# Exercise goal:
Reproduce all of the data word for word.
-.-.-
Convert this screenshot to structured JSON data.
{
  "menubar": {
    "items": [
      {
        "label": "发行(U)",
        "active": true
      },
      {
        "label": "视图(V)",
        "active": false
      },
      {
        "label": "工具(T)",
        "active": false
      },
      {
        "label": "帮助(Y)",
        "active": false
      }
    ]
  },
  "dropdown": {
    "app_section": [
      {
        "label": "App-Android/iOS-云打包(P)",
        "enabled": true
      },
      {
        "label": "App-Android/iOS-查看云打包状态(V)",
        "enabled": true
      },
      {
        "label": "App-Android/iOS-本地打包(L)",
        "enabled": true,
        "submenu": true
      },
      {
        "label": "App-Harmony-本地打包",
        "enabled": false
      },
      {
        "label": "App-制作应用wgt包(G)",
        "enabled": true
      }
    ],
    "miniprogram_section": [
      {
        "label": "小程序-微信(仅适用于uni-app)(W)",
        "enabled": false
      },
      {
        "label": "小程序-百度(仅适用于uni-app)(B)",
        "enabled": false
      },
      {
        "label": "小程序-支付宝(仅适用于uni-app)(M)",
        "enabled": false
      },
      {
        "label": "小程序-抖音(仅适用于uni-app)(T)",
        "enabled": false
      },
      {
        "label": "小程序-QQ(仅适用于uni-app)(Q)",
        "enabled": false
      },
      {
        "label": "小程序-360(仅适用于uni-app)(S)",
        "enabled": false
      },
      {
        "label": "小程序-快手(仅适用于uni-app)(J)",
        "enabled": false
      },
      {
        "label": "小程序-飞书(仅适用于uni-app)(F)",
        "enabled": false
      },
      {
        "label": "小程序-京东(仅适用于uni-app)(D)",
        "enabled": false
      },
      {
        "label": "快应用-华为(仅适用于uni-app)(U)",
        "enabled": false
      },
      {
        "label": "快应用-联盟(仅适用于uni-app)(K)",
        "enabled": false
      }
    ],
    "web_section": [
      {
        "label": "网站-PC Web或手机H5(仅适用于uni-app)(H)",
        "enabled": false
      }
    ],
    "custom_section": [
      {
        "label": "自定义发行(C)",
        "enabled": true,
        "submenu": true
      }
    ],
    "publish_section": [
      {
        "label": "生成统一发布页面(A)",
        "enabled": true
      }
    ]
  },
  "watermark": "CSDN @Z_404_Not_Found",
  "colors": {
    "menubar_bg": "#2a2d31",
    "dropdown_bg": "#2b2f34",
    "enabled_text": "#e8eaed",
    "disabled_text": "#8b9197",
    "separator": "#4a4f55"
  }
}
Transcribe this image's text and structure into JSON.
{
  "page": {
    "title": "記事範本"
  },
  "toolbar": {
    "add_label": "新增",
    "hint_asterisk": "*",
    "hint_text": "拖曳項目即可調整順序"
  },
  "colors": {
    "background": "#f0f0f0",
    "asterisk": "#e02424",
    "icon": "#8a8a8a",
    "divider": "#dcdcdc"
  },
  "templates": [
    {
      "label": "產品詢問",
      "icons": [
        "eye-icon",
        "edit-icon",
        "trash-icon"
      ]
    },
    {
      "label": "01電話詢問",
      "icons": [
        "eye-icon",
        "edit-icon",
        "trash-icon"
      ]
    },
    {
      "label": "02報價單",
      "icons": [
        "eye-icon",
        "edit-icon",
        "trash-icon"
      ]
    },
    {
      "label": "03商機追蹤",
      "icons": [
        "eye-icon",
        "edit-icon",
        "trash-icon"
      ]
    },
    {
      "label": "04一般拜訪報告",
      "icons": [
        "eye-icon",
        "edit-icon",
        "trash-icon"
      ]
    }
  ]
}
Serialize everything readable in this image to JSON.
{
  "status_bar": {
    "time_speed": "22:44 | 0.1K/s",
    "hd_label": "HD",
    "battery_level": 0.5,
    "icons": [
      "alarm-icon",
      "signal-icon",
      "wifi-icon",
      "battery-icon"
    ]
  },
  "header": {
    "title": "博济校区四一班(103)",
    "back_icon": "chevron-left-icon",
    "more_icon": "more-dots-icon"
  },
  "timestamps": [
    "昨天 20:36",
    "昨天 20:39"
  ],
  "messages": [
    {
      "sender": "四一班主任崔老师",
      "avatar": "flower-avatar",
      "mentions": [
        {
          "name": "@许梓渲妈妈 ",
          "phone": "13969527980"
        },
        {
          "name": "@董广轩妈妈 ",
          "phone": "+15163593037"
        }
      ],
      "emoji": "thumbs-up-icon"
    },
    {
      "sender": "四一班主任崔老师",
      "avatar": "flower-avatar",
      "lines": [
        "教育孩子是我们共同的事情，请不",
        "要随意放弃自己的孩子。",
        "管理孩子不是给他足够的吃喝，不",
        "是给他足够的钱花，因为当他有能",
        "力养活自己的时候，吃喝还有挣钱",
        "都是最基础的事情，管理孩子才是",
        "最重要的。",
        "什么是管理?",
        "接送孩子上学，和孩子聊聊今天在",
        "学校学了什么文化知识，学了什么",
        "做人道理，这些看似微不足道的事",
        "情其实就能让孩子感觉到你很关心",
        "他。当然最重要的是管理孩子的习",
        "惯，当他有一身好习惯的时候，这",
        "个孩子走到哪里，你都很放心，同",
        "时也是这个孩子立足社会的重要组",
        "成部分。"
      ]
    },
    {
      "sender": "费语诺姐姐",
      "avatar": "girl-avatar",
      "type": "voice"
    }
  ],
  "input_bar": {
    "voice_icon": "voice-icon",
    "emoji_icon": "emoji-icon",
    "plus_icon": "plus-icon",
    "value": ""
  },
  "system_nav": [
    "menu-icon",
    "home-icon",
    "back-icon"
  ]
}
-.-.-
# Reply to the task:
Convert this screenshot to structured JSON data.
{
  "menubar": {
    "items": [
      {
        "label": "发行(U)",
        "active": true
      },
      {
        "label": "视图(V)",
        "active": false
      },
      {
        "label": "工具(T)",
        "active": false
      },
      {
        "label": "帮助(Y)",
        "active": false
      }
    ]
  },
  "dropdown": {
    "app_section": [
      {
        "label": "App-Android/iOS-云打包(P)",
        "enabled": true
      },
      {
        "label": "App-Android/iOS-查看云打包状态(V)",
        "enabled": true
      },
      {
        "label": "App-Android/iOS-本地打包(L)",
        "enabled": true,
        "submenu": true
      },
      {
        "label": "App-Harmony-本地打包",
        "enabled": false
      },
      {
        "label": "App-制作应用wgt包(G)",
        "enabled": true
      }
    ],
    "miniprogram_section": [
      {
        "label": "小程序-微信(仅适用于uni-app)(W)",
        "enabled": false
      },
      {
        "label": "小程序-百度(仅适用于uni-app)(B)",
        "enabled": false
      },
      {
        "label": "小程序-支付宝(仅适用于uni-app)(M)",
        "enabled": false
      },
      {
        "label": "小程序-抖音(仅适用于uni-app)(T)",
        "enabled": false
      },
      {
        "label": "小程序-QQ(仅适用于uni-app)(Q)",
        "enabled": false
      },
      {
        "label": "小程序-360(仅适用于uni-app)(S)",
        "enabled": false
      },
      {
        "label": "小程序-快手(仅适用于uni-app)(J)",
        "enabled": false
      },
      {
        "label": "小程序-飞书(仅适用于uni-app)(F)",
        "enabled": false
      },
      {
        "label": "小程序-京东(仅适用于uni-app)(D)",
        "enabled": false
      },
      {
        "label": "快应用-华为(仅适用于uni-app)(U)",
        "enabled": false
      },
      {
        "label": "快应用-联盟(仅适用于uni-app)(K)",
        "enabled": false
      }
    ],
    "web_section": [
      {
        "label": "网站-PC Web或手机H5(仅适用于uni-app)(H)",
        "enabled": false
      }
    ],
    "custom_section": [
      {
        "label": "自定义发行(C)",
        "enabled": true,
        "submenu": true
      }
    ],
    "publish_section": [
      {
        "label": "生成统一发布页面(A)",
        "enabled": true
      }
    ]
  },
  "watermark": "CSDN @Z_404_Not_Found",
  "colors": {
    "menubar_bg": "#2a2d31",
    "dropdown_bg": "#2b2f34",
    "enabled_text": "#e8eaed",
    "disabled_text": "#8b9197",
    "separator": "#4a4f55"
  }
}
Transcribe this image's text and structure into JSON.
{
  "page": {
    "title": "記事範本"
  },
  "toolbar": {
    "add_label": "新增",
    "hint_asterisk": "*",
    "hint_text": "拖曳項目即可調整順序"
  },
  "colors": {
    "background": "#f0f0f0",
    "asterisk": "#e02424",
    "icon": "#8a8a8a",
    "divider": "#dcdcdc"
  },
  "templates": [
    {
      "label": "產品詢問",
      "icons": [
        "eye-icon",
        "edit-icon",
        "trash-icon"
      ]
    },
    {
      "label": "01電話詢問",
      "icons": [
        "eye-icon",
        "edit-icon",
        "trash-icon"
      ]
    },
    {
      "label": "02報價單",
      "icons": [
        "eye-icon",
        "edit-icon",
        "trash-icon"
      ]
    },
    {
      "label": "03商機追蹤",
      "icons": [
        "eye-icon",
        "edit-icon",
        "trash-icon"
      ]
    },
    {
      "label": "04一般拜訪報告",
      "icons": [
        "eye-icon",
        "edit-icon",
        "trash-icon"
      ]
    }
  ]
}
Serialize everything readable in this image to JSON.
{
  "status_bar": {
    "time_speed": "22:44 | 0.1K/s",
    "hd_label": "HD",
    "battery_level": 0.5,
    "icons": [
      "alarm-icon",
      "signal-icon",
      "wifi-icon",
      "battery-icon"
    ]
  },
  "header": {
    "title": "博济校区四一班(103)",
    "back_icon": "chevron-left-icon",
    "more_icon": "more-dots-icon"
  },
  "timestamps": [
    "昨天 20:36",
    "昨天 20:39"
  ],
  "messages": [
    {
      "sender": "四一班主任崔老师",
      "avatar": "flower-avatar",
      "mentions": [
        {
          "name": "@许梓渲妈妈 ",
          "phone": "13969527980"
        },
        {
          "name": "@董广轩妈妈 ",
          "phone": "+15163593037"
        }
      ],
      "emoji": "thumbs-up-icon"
    },
    {
      "sender": "四一班主任崔老师",
      "avatar": "flower-avatar",
      "lines": [
        "教育孩子是我们共同的事情，请不",
        "要随意放弃自己的孩子。",
        "管理孩子不是给他足够的吃喝，不",
        "是给他足够的钱花，因为当他有能",
        "力养活自己的时候，吃喝还有挣钱",
        "都是最基础的事情，管理孩子才是",
        "最重要的。",
        "什么是管理?",
        "接送孩子上学，和孩子聊聊今天在",
        "学校学了什么文化知识，学了什么",
        "做人道理，这些看似微不足道的事",
        "情其实就能让孩子感觉到你很关心",
        "他。当然最重要的是管理孩子的习",
        "惯，当他有一身好习惯的时候，这",
        "个孩子走到哪里，你都很放心，同",
        "时也是这个孩子立足社会的重要组",
        "成部分。"
      ]
    },
    {
      "sender": "费语诺姐姐",
      "avatar": "girl-avatar",
      "type": "voice"
    }
  ],
  "input_bar": {
    "voice_icon": "voice-icon",
    "emoji_icon": "emoji-icon",
    "plus_icon": "plus-icon",
    "value": ""
  },
  "system_nav": [
    "menu-icon",
    "home-icon",
    "back-icon"
  ]
}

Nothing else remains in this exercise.